Exercise aim -
What follows is a set of entries. Give them again exactly, without the pictures.
----------------------------------------
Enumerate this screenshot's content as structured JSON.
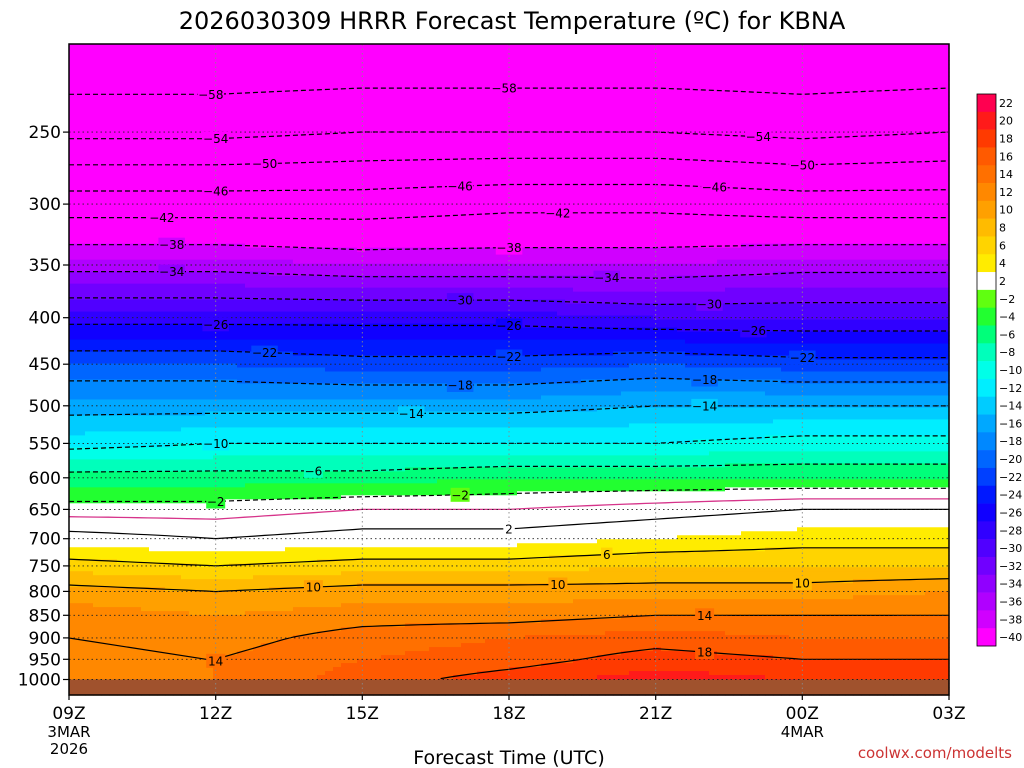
{
  "chart_data": {
    "type": "heatmap",
    "title": "2026030309 HRRR Forecast Temperature (ºC) for KBNA",
    "xlabel": "Forecast Time (UTC)",
    "ylabel": "",
    "credit": "coolwx.com/modelts",
    "x_ticks": [
      {
        "hours": 0,
        "label": "09Z",
        "sub1": "3MAR",
        "sub2": "2026"
      },
      {
        "hours": 3,
        "label": "12Z",
        "sub1": "",
        "sub2": ""
      },
      {
        "hours": 6,
        "label": "15Z",
        "sub1": "",
        "sub2": ""
      },
      {
        "hours": 9,
        "label": "18Z",
        "sub1": "",
        "sub2": ""
      },
      {
        "hours": 12,
        "label": "21Z",
        "sub1": "",
        "sub2": ""
      },
      {
        "hours": 15,
        "label": "00Z",
        "sub1": "4MAR",
        "sub2": ""
      },
      {
        "hours": 18,
        "label": "03Z",
        "sub1": "",
        "sub2": ""
      }
    ],
    "xlim": [
      0,
      18
    ],
    "y_axis": {
      "scale": "log",
      "inverted": true,
      "range": [
        1040,
        200
      ]
    },
    "y_ticks": [
      250,
      300,
      350,
      400,
      450,
      500,
      550,
      600,
      650,
      700,
      750,
      800,
      850,
      900,
      950,
      1000
    ],
    "grid": "dotted",
    "surface_pressure": 1000,
    "surface_color": "#a0522d",
    "profile_levels": [
      200,
      250,
      300,
      350,
      400,
      450,
      500,
      550,
      600,
      650,
      700,
      750,
      800,
      850,
      900,
      950,
      1000
    ],
    "profile_times": [
      0,
      3,
      6,
      9,
      12,
      15,
      18
    ],
    "profiles": [
      [
        -62,
        -55,
        -44,
        -35,
        -27,
        -20,
        -15,
        -11,
        -5,
        -1,
        3,
        7,
        11,
        13,
        14,
        14,
        13
      ],
      [
        -62,
        -55,
        -44,
        -35,
        -27,
        -20,
        -15,
        -10,
        -5,
        -1,
        2,
        6,
        10,
        12,
        13,
        14,
        14
      ],
      [
        -62,
        -54,
        -44,
        -36,
        -27,
        -21,
        -15,
        -10,
        -5,
        0,
        3,
        7,
        11,
        13,
        15,
        16,
        17
      ],
      [
        -62,
        -54,
        -43,
        -36,
        -27,
        -21,
        -15,
        -10,
        -4,
        0,
        3,
        7,
        11,
        13,
        16,
        17,
        19
      ],
      [
        -62,
        -54,
        -43,
        -36,
        -28,
        -20,
        -14,
        -10,
        -4,
        1,
        4,
        8,
        11,
        14,
        17,
        19,
        21
      ],
      [
        -62,
        -55,
        -44,
        -35,
        -28,
        -21,
        -14,
        -9,
        -4,
        2,
        5,
        8,
        11,
        14,
        16,
        18,
        20
      ],
      [
        -62,
        -54,
        -44,
        -35,
        -28,
        -21,
        -14,
        -9,
        -4,
        2,
        5,
        8,
        12,
        14,
        16,
        18,
        19
      ]
    ],
    "colorbar_labels": [
      "22",
      "20",
      "18",
      "16",
      "14",
      "12",
      "10",
      "8",
      "6",
      "4",
      "2",
      "−2",
      "−4",
      "−6",
      "−8",
      "−10",
      "−12",
      "−14",
      "−16",
      "−18",
      "−20",
      "−22",
      "−24",
      "−26",
      "−28",
      "−30",
      "−32",
      "−34",
      "−36",
      "−38",
      "−40"
    ],
    "isotherm_levels": [
      -58,
      -54,
      -50,
      -46,
      -42,
      -38,
      -34,
      -30,
      -26,
      -22,
      -18,
      -14,
      -10,
      -6,
      -2,
      2,
      6,
      10,
      14,
      18
    ],
    "zero_line_color": "#d6338a",
    "contour_labels": [
      {
        "t": 2.9,
        "v": -58,
        "text": "−58"
      },
      {
        "t": 8.9,
        "v": -58,
        "text": "−58"
      },
      {
        "t": 3.0,
        "v": -54,
        "text": "−54"
      },
      {
        "t": 14.1,
        "v": -54,
        "text": "−54"
      },
      {
        "t": 4.0,
        "v": -50,
        "text": "−50"
      },
      {
        "t": 15.0,
        "v": -50,
        "text": "−50"
      },
      {
        "t": 3.0,
        "v": -46,
        "text": "−46"
      },
      {
        "t": 8.0,
        "v": -46,
        "text": "−46"
      },
      {
        "t": 13.2,
        "v": -46,
        "text": "−46"
      },
      {
        "t": 1.9,
        "v": -42,
        "text": "−42"
      },
      {
        "t": 10.0,
        "v": -42,
        "text": "−42"
      },
      {
        "t": 2.1,
        "v": -38,
        "text": "−38"
      },
      {
        "t": 9.0,
        "v": -38,
        "text": "−38"
      },
      {
        "t": 2.1,
        "v": -34,
        "text": "−34"
      },
      {
        "t": 11.0,
        "v": -34,
        "text": "−34"
      },
      {
        "t": 8.0,
        "v": -30,
        "text": "−30"
      },
      {
        "t": 13.1,
        "v": -30,
        "text": "−30"
      },
      {
        "t": 3.0,
        "v": -26,
        "text": "−26"
      },
      {
        "t": 9.0,
        "v": -26,
        "text": "−26"
      },
      {
        "t": 14.0,
        "v": -26,
        "text": "−26"
      },
      {
        "t": 4.0,
        "v": -22,
        "text": "−22"
      },
      {
        "t": 9.0,
        "v": -22,
        "text": "−22"
      },
      {
        "t": 15.0,
        "v": -22,
        "text": "−22"
      },
      {
        "t": 8.0,
        "v": -18,
        "text": "−18"
      },
      {
        "t": 13.0,
        "v": -18,
        "text": "−18"
      },
      {
        "t": 7.0,
        "v": -14,
        "text": "−14"
      },
      {
        "t": 13.0,
        "v": -14,
        "text": "−14"
      },
      {
        "t": 3.0,
        "v": -10,
        "text": "−10"
      },
      {
        "t": 5.0,
        "v": -6,
        "text": "−6"
      },
      {
        "t": 3.0,
        "v": -2,
        "text": "−2"
      },
      {
        "t": 8.0,
        "v": -2,
        "text": "−2"
      },
      {
        "t": 9.0,
        "v": 2,
        "text": "2"
      },
      {
        "t": 11.0,
        "v": 6,
        "text": "6"
      },
      {
        "t": 5.0,
        "v": 10,
        "text": "10"
      },
      {
        "t": 10.0,
        "v": 10,
        "text": "10"
      },
      {
        "t": 15.0,
        "v": 10,
        "text": "10"
      },
      {
        "t": 3.0,
        "v": 14,
        "text": "14"
      },
      {
        "t": 13.0,
        "v": 14,
        "text": "14"
      },
      {
        "t": 13.0,
        "v": 18,
        "text": "18"
      }
    ]
  }
}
----------------------------------------
Solution -
Enumerate this screenshot's content as structured JSON.
{
  "chart_data": {
    "type": "heatmap",
    "title": "2026030309 HRRR Forecast Temperature (ºC) for KBNA",
    "xlabel": "Forecast Time (UTC)",
    "ylabel": "",
    "credit": "coolwx.com/modelts",
    "x_ticks": [
      {
        "hours": 0,
        "label": "09Z",
        "sub1": "3MAR",
        "sub2": "2026"
      },
      {
        "hours": 3,
        "label": "12Z",
        "sub1": "",
        "sub2": ""
      },
      {
        "hours": 6,
        "label": "15Z",
        "sub1": "",
        "sub2": ""
      },
      {
        "hours": 9,
        "label": "18Z",
        "sub1": "",
        "sub2": ""
      },
      {
        "hours": 12,
        "label": "21Z",
        "sub1": "",
        "sub2": ""
      },
      {
        "hours": 15,
        "label": "00Z",
        "sub1": "4MAR",
        "sub2": ""
      },
      {
        "hours": 18,
        "label": "03Z",
        "sub1": "",
        "sub2": ""
      }
    ],
    "xlim": [
      0,
      18
    ],
    "y_axis": {
      "scale": "log",
      "inverted": true,
      "range": [
        1040,
        200
      ]
    },
    "y_ticks": [
      250,
      300,
      350,
      400,
      450,
      500,
      550,
      600,
      650,
      700,
      750,
      800,
      850,
      900,
      950,
      1000
    ],
    "grid": "dotted",
    "surface_pressure": 1000,
    "surface_color": "#a0522d",
    "profile_levels": [
      200,
      250,
      300,
      350,
      400,
      450,
      500,
      550,
      600,
      650,
      700,
      750,
      800,
      850,
      900,
      950,
      1000
    ],
    "profile_times": [
      0,
      3,
      6,
      9,
      12,
      15,
      18
    ],
    "profiles": [
      [
        -62,
        -55,
        -44,
        -35,
        -27,
        -20,
        -15,
        -11,
        -5,
        -1,
        3,
        7,
        11,
        13,
        14,
        14,
        13
      ],
      [
        -62,
        -55,
        -44,
        -35,
        -27,
        -20,
        -15,
        -10,
        -5,
        -1,
        2,
        6,
        10,
        12,
        13,
        14,
        14
      ],
      [
        -62,
        -54,
        -44,
        -36,
        -27,
        -21,
        -15,
        -10,
        -5,
        0,
        3,
        7,
        11,
        13,
        15,
        16,
        17
      ],
      [
        -62,
        -54,
        -43,
        -36,
        -27,
        -21,
        -15,
        -10,
        -4,
        0,
        3,
        7,
        11,
        13,
        16,
        17,
        19
      ],
      [
        -62,
        -54,
        -43,
        -36,
        -28,
        -20,
        -14,
        -10,
        -4,
        1,
        4,
        8,
        11,
        14,
        17,
        19,
        21
      ],
      [
        -62,
        -55,
        -44,
        -35,
        -28,
        -21,
        -14,
        -9,
        -4,
        2,
        5,
        8,
        11,
        14,
        16,
        18,
        20
      ],
      [
        -62,
        -54,
        -44,
        -35,
        -28,
        -21,
        -14,
        -9,
        -4,
        2,
        5,
        8,
        12,
        14,
        16,
        18,
        19
      ]
    ],
    "colorbar_labels": [
      "22",
      "20",
      "18",
      "16",
      "14",
      "12",
      "10",
      "8",
      "6",
      "4",
      "2",
      "−2",
      "−4",
      "−6",
      "−8",
      "−10",
      "−12",
      "−14",
      "−16",
      "−18",
      "−20",
      "−22",
      "−24",
      "−26",
      "−28",
      "−30",
      "−32",
      "−34",
      "−36",
      "−38",
      "−40"
    ],
    "isotherm_levels": [
      -58,
      -54,
      -50,
      -46,
      -42,
      -38,
      -34,
      -30,
      -26,
      -22,
      -18,
      -14,
      -10,
      -6,
      -2,
      2,
      6,
      10,
      14,
      18
    ],
    "zero_line_color": "#d6338a",
    "contour_labels": [
      {
        "t": 2.9,
        "v": -58,
        "text": "−58"
      },
      {
        "t": 8.9,
        "v": -58,
        "text": "−58"
      },
      {
        "t": 3.0,
        "v": -54,
        "text": "−54"
      },
      {
        "t": 14.1,
        "v": -54,
        "text": "−54"
      },
      {
        "t": 4.0,
        "v": -50,
        "text": "−50"
      },
      {
        "t": 15.0,
        "v": -50,
        "text": "−50"
      },
      {
        "t": 3.0,
        "v": -46,
        "text": "−46"
      },
      {
        "t": 8.0,
        "v": -46,
        "text": "−46"
      },
      {
        "t": 13.2,
        "v": -46,
        "text": "−46"
      },
      {
        "t": 1.9,
        "v": -42,
        "text": "−42"
      },
      {
        "t": 10.0,
        "v": -42,
        "text": "−42"
      },
      {
        "t": 2.1,
        "v": -38,
        "text": "−38"
      },
      {
        "t": 9.0,
        "v": -38,
        "text": "−38"
      },
      {
        "t": 2.1,
        "v": -34,
        "text": "−34"
      },
      {
        "t": 11.0,
        "v": -34,
        "text": "−34"
      },
      {
        "t": 8.0,
        "v": -30,
        "text": "−30"
      },
      {
        "t": 13.1,
        "v": -30,
        "text": "−30"
      },
      {
        "t": 3.0,
        "v": -26,
        "text": "−26"
      },
      {
        "t": 9.0,
        "v": -26,
        "text": "−26"
      },
      {
        "t": 14.0,
        "v": -26,
        "text": "−26"
      },
      {
        "t": 4.0,
        "v": -22,
        "text": "−22"
      },
      {
        "t": 9.0,
        "v": -22,
        "text": "−22"
      },
      {
        "t": 15.0,
        "v": -22,
        "text": "−22"
      },
      {
        "t": 8.0,
        "v": -18,
        "text": "−18"
      },
      {
        "t": 13.0,
        "v": -18,
        "text": "−18"
      },
      {
        "t": 7.0,
        "v": -14,
        "text": "−14"
      },
      {
        "t": 13.0,
        "v": -14,
        "text": "−14"
      },
      {
        "t": 3.0,
        "v": -10,
        "text": "−10"
      },
      {
        "t": 5.0,
        "v": -6,
        "text": "−6"
      },
      {
        "t": 3.0,
        "v": -2,
        "text": "−2"
      },
      {
        "t": 8.0,
        "v": -2,
        "text": "−2"
      },
      {
        "t": 9.0,
        "v": 2,
        "text": "2"
      },
      {
        "t": 11.0,
        "v": 6,
        "text": "6"
      },
      {
        "t": 5.0,
        "v": 10,
        "text": "10"
      },
      {
        "t": 10.0,
        "v": 10,
        "text": "10"
      },
      {
        "t": 15.0,
        "v": 10,
        "text": "10"
      },
      {
        "t": 3.0,
        "v": 14,
        "text": "14"
      },
      {
        "t": 13.0,
        "v": 14,
        "text": "14"
      },
      {
        "t": 13.0,
        "v": 18,
        "text": "18"
      }
    ]
  }
}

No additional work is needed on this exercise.